━━━━━ RECORDS PROVIDED ━━━━━
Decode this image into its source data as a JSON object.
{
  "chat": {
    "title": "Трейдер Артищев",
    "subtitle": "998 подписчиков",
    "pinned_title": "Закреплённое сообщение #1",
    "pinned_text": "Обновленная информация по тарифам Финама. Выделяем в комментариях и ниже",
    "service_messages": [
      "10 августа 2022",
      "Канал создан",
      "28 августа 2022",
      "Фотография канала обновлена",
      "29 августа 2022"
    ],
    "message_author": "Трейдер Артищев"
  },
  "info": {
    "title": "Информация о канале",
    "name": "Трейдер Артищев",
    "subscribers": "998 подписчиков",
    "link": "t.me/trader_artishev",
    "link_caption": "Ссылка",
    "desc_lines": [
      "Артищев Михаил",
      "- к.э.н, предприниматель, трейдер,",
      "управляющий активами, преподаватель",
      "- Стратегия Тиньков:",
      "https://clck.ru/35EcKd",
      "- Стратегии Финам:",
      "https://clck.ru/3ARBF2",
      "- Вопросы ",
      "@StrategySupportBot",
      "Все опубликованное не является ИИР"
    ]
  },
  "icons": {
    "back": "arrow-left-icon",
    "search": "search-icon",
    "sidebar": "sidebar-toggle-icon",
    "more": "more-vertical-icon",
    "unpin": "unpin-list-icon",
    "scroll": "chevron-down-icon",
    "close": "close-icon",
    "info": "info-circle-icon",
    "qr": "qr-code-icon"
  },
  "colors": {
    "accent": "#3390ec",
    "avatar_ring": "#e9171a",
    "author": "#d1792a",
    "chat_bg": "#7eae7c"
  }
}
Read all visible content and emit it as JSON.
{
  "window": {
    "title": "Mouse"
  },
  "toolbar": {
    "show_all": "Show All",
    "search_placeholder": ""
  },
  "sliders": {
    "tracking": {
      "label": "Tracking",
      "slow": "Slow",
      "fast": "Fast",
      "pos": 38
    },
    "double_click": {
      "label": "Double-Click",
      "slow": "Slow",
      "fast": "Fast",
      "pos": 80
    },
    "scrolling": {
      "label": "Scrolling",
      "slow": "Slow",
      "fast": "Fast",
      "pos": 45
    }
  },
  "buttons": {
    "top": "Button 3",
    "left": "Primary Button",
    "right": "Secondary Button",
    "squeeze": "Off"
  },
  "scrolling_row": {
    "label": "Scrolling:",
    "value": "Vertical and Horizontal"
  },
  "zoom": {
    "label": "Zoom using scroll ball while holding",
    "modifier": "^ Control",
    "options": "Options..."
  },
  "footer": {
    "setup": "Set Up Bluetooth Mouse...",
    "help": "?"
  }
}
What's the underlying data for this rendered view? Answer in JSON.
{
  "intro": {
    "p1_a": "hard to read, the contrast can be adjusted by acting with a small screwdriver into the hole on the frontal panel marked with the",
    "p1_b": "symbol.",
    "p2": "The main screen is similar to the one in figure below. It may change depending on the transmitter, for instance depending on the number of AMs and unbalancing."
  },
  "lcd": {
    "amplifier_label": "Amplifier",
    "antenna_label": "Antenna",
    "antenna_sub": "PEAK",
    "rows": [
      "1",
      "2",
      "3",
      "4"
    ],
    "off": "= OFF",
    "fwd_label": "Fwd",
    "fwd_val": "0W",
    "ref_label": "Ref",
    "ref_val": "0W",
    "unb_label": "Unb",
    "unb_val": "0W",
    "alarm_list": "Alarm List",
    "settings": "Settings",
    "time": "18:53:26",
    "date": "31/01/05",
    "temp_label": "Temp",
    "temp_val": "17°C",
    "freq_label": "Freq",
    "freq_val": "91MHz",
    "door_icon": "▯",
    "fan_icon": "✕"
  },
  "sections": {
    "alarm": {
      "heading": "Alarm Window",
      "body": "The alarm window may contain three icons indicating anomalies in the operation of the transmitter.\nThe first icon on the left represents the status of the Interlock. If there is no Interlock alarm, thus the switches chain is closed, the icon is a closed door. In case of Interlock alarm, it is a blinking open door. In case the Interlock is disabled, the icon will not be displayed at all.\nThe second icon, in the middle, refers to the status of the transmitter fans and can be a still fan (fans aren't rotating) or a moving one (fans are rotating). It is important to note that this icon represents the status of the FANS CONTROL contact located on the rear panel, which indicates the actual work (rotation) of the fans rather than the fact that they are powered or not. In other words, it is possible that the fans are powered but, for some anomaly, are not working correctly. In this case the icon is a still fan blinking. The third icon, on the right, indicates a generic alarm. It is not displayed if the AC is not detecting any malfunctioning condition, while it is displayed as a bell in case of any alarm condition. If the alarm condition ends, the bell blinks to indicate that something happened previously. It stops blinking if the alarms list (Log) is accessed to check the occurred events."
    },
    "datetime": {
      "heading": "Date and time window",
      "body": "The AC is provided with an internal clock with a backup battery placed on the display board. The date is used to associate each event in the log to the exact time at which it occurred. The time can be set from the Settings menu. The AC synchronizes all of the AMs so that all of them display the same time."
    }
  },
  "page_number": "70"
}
━━━━━
## EXERCISE REQUIREMENTS
Return all lines containing "into".

## EXERCISE SOLUTION
Decode this image into its source data as a JSON object.
    "p1_a": "hard to read, the contrast can be adjusted by acting with a small screwdriver into the hole on the frontal panel marked with the",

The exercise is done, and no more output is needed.